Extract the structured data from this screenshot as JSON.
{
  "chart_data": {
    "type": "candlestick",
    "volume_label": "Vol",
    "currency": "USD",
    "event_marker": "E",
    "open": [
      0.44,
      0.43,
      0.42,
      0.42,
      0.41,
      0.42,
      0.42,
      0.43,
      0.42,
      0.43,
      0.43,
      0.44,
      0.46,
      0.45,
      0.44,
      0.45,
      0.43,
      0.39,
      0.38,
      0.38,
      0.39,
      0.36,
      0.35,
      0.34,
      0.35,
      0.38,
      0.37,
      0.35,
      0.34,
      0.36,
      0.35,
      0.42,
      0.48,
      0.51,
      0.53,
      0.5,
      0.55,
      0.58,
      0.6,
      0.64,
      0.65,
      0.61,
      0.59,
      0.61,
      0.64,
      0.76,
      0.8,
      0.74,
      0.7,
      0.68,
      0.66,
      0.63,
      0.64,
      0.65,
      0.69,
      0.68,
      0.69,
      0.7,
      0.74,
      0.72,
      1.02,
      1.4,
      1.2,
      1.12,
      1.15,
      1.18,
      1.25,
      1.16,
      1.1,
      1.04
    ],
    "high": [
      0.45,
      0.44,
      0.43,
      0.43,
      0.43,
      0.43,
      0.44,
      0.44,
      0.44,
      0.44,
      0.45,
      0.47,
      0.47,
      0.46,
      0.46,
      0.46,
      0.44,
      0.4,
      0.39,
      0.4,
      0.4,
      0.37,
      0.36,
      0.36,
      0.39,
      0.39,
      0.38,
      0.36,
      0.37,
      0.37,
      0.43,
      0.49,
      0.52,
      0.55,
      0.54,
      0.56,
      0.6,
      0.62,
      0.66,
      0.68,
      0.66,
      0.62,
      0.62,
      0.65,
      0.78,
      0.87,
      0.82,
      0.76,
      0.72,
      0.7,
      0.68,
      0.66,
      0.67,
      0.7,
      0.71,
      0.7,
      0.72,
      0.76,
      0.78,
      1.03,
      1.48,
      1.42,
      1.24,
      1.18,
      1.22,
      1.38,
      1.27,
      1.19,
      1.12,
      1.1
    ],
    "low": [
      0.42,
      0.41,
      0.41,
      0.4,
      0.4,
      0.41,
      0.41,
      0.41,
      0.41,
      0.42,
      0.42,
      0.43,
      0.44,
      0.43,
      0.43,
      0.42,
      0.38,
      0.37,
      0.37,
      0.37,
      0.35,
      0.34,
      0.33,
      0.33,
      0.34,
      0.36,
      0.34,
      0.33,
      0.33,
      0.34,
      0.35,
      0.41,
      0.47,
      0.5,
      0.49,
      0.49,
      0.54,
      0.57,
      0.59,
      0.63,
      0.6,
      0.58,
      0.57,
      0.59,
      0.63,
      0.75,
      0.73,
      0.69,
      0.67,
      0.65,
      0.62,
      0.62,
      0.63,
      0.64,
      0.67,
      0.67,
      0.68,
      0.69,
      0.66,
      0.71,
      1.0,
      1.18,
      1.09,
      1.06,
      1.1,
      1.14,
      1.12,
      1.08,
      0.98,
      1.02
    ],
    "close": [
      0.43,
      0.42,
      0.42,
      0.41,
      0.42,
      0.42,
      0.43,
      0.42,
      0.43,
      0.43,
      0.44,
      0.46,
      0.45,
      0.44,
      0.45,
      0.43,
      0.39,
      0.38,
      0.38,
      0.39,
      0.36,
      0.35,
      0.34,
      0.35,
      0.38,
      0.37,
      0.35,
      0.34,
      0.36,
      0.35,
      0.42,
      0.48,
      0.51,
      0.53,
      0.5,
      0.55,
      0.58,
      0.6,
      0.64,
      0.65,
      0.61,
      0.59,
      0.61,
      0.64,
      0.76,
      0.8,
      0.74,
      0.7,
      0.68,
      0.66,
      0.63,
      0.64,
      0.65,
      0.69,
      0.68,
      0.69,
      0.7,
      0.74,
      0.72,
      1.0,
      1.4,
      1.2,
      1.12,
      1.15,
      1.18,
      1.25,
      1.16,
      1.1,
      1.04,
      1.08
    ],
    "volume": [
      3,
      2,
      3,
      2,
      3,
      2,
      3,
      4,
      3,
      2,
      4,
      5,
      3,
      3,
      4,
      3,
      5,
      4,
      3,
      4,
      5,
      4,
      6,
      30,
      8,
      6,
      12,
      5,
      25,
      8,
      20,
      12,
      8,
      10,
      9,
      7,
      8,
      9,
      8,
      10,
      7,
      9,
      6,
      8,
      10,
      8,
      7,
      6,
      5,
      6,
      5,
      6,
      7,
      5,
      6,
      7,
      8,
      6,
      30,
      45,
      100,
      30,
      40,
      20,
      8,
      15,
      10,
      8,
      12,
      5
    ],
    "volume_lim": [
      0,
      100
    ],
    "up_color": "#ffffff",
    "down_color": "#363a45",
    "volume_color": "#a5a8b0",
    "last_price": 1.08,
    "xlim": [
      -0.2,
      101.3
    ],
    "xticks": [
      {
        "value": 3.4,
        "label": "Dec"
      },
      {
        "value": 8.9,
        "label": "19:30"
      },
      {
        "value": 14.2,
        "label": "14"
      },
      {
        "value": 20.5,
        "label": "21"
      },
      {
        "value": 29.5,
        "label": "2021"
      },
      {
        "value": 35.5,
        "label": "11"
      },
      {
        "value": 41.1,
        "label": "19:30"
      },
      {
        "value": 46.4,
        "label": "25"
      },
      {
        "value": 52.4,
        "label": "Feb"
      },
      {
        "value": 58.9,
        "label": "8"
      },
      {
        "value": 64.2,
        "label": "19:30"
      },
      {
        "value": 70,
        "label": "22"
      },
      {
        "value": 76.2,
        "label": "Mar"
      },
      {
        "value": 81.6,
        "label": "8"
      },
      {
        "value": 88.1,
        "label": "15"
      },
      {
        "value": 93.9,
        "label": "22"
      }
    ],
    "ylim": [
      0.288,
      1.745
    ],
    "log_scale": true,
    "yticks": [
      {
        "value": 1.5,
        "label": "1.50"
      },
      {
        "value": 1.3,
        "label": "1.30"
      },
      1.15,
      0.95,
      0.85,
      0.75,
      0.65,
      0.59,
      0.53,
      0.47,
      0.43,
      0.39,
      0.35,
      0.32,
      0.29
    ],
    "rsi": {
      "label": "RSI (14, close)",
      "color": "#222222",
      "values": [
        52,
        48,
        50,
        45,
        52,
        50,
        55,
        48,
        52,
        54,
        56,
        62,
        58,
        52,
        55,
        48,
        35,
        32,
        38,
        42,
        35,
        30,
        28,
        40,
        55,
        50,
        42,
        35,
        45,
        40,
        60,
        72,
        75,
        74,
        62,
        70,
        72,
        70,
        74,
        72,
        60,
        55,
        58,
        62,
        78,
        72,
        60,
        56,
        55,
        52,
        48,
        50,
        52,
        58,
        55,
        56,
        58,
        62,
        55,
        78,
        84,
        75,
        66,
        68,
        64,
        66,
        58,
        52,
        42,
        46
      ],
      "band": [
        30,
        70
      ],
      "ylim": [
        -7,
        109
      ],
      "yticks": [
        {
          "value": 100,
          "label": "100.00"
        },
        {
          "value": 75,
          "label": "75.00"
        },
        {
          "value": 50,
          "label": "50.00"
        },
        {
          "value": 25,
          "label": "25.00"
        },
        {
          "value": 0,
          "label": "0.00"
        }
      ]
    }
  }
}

THE TASK: Every entry should be printed again exactly as written.

ANSWER TO THE PROBLEM:
Extract the structured data from this screenshot as JSON.
{
  "chart_data": {
    "type": "candlestick",
    "volume_label": "Vol",
    "currency": "USD",
    "event_marker": "E",
    "open": [
      0.44,
      0.43,
      0.42,
      0.42,
      0.41,
      0.42,
      0.42,
      0.43,
      0.42,
      0.43,
      0.43,
      0.44,
      0.46,
      0.45,
      0.44,
      0.45,
      0.43,
      0.39,
      0.38,
      0.38,
      0.39,
      0.36,
      0.35,
      0.34,
      0.35,
      0.38,
      0.37,
      0.35,
      0.34,
      0.36,
      0.35,
      0.42,
      0.48,
      0.51,
      0.53,
      0.5,
      0.55,
      0.58,
      0.6,
      0.64,
      0.65,
      0.61,
      0.59,
      0.61,
      0.64,
      0.76,
      0.8,
      0.74,
      0.7,
      0.68,
      0.66,
      0.63,
      0.64,
      0.65,
      0.69,
      0.68,
      0.69,
      0.7,
      0.74,
      0.72,
      1.02,
      1.4,
      1.2,
      1.12,
      1.15,
      1.18,
      1.25,
      1.16,
      1.1,
      1.04
    ],
    "high": [
      0.45,
      0.44,
      0.43,
      0.43,
      0.43,
      0.43,
      0.44,
      0.44,
      0.44,
      0.44,
      0.45,
      0.47,
      0.47,
      0.46,
      0.46,
      0.46,
      0.44,
      0.4,
      0.39,
      0.4,
      0.4,
      0.37,
      0.36,
      0.36,
      0.39,
      0.39,
      0.38,
      0.36,
      0.37,
      0.37,
      0.43,
      0.49,
      0.52,
      0.55,
      0.54,
      0.56,
      0.6,
      0.62,
      0.66,
      0.68,
      0.66,
      0.62,
      0.62,
      0.65,
      0.78,
      0.87,
      0.82,
      0.76,
      0.72,
      0.7,
      0.68,
      0.66,
      0.67,
      0.7,
      0.71,
      0.7,
      0.72,
      0.76,
      0.78,
      1.03,
      1.48,
      1.42,
      1.24,
      1.18,
      1.22,
      1.38,
      1.27,
      1.19,
      1.12,
      1.1
    ],
    "low": [
      0.42,
      0.41,
      0.41,
      0.4,
      0.4,
      0.41,
      0.41,
      0.41,
      0.41,
      0.42,
      0.42,
      0.43,
      0.44,
      0.43,
      0.43,
      0.42,
      0.38,
      0.37,
      0.37,
      0.37,
      0.35,
      0.34,
      0.33,
      0.33,
      0.34,
      0.36,
      0.34,
      0.33,
      0.33,
      0.34,
      0.35,
      0.41,
      0.47,
      0.5,
      0.49,
      0.49,
      0.54,
      0.57,
      0.59,
      0.63,
      0.6,
      0.58,
      0.57,
      0.59,
      0.63,
      0.75,
      0.73,
      0.69,
      0.67,
      0.65,
      0.62,
      0.62,
      0.63,
      0.64,
      0.67,
      0.67,
      0.68,
      0.69,
      0.66,
      0.71,
      1.0,
      1.18,
      1.09,
      1.06,
      1.1,
      1.14,
      1.12,
      1.08,
      0.98,
      1.02
    ],
    "close": [
      0.43,
      0.42,
      0.42,
      0.41,
      0.42,
      0.42,
      0.43,
      0.42,
      0.43,
      0.43,
      0.44,
      0.46,
      0.45,
      0.44,
      0.45,
      0.43,
      0.39,
      0.38,
      0.38,
      0.39,
      0.36,
      0.35,
      0.34,
      0.35,
      0.38,
      0.37,
      0.35,
      0.34,
      0.36,
      0.35,
      0.42,
      0.48,
      0.51,
      0.53,
      0.5,
      0.55,
      0.58,
      0.6,
      0.64,
      0.65,
      0.61,
      0.59,
      0.61,
      0.64,
      0.76,
      0.8,
      0.74,
      0.7,
      0.68,
      0.66,
      0.63,
      0.64,
      0.65,
      0.69,
      0.68,
      0.69,
      0.7,
      0.74,
      0.72,
      1.0,
      1.4,
      1.2,
      1.12,
      1.15,
      1.18,
      1.25,
      1.16,
      1.1,
      1.04,
      1.08
    ],
    "volume": [
      3,
      2,
      3,
      2,
      3,
      2,
      3,
      4,
      3,
      2,
      4,
      5,
      3,
      3,
      4,
      3,
      5,
      4,
      3,
      4,
      5,
      4,
      6,
      30,
      8,
      6,
      12,
      5,
      25,
      8,
      20,
      12,
      8,
      10,
      9,
      7,
      8,
      9,
      8,
      10,
      7,
      9,
      6,
      8,
      10,
      8,
      7,
      6,
      5,
      6,
      5,
      6,
      7,
      5,
      6,
      7,
      8,
      6,
      30,
      45,
      100,
      30,
      40,
      20,
      8,
      15,
      10,
      8,
      12,
      5
    ],
    "volume_lim": [
      0,
      100
    ],
    "up_color": "#ffffff",
    "down_color": "#363a45",
    "volume_color": "#a5a8b0",
    "last_price": 1.08,
    "xlim": [
      -0.2,
      101.3
    ],
    "xticks": [
      {
        "value": 3.4,
        "label": "Dec"
      },
      {
        "value": 8.9,
        "label": "19:30"
      },
      {
        "value": 14.2,
        "label": "14"
      },
      {
        "value": 20.5,
        "label": "21"
      },
      {
        "value": 29.5,
        "label": "2021"
      },
      {
        "value": 35.5,
        "label": "11"
      },
      {
        "value": 41.1,
        "label": "19:30"
      },
      {
        "value": 46.4,
        "label": "25"
      },
      {
        "value": 52.4,
        "label": "Feb"
      },
      {
        "value": 58.9,
        "label": "8"
      },
      {
        "value": 64.2,
        "label": "19:30"
      },
      {
        "value": 70,
        "label": "22"
      },
      {
        "value": 76.2,
        "label": "Mar"
      },
      {
        "value": 81.6,
        "label": "8"
      },
      {
        "value": 88.1,
        "label": "15"
      },
      {
        "value": 93.9,
        "label": "22"
      }
    ],
    "ylim": [
      0.288,
      1.745
    ],
    "log_scale": true,
    "yticks": [
      {
        "value": 1.5,
        "label": "1.50"
      },
      {
        "value": 1.3,
        "label": "1.30"
      },
      1.15,
      0.95,
      0.85,
      0.75,
      0.65,
      0.59,
      0.53,
      0.47,
      0.43,
      0.39,
      0.35,
      0.32,
      0.29
    ],
    "rsi": {
      "label": "RSI (14, close)",
      "color": "#222222",
      "values": [
        52,
        48,
        50,
        45,
        52,
        50,
        55,
        48,
        52,
        54,
        56,
        62,
        58,
        52,
        55,
        48,
        35,
        32,
        38,
        42,
        35,
        30,
        28,
        40,
        55,
        50,
        42,
        35,
        45,
        40,
        60,
        72,
        75,
        74,
        62,
        70,
        72,
        70,
        74,
        72,
        60,
        55,
        58,
        62,
        78,
        72,
        60,
        56,
        55,
        52,
        48,
        50,
        52,
        58,
        55,
        56,
        58,
        62,
        55,
        78,
        84,
        75,
        66,
        68,
        64,
        66,
        58,
        52,
        42,
        46
      ],
      "band": [
        30,
        70
      ],
      "ylim": [
        -7,
        109
      ],
      "yticks": [
        {
          "value": 100,
          "label": "100.00"
        },
        {
          "value": 75,
          "label": "75.00"
        },
        {
          "value": 50,
          "label": "50.00"
        },
        {
          "value": 25,
          "label": "25.00"
        },
        {
          "value": 0,
          "label": "0.00"
        }
      ]
    }
  }
}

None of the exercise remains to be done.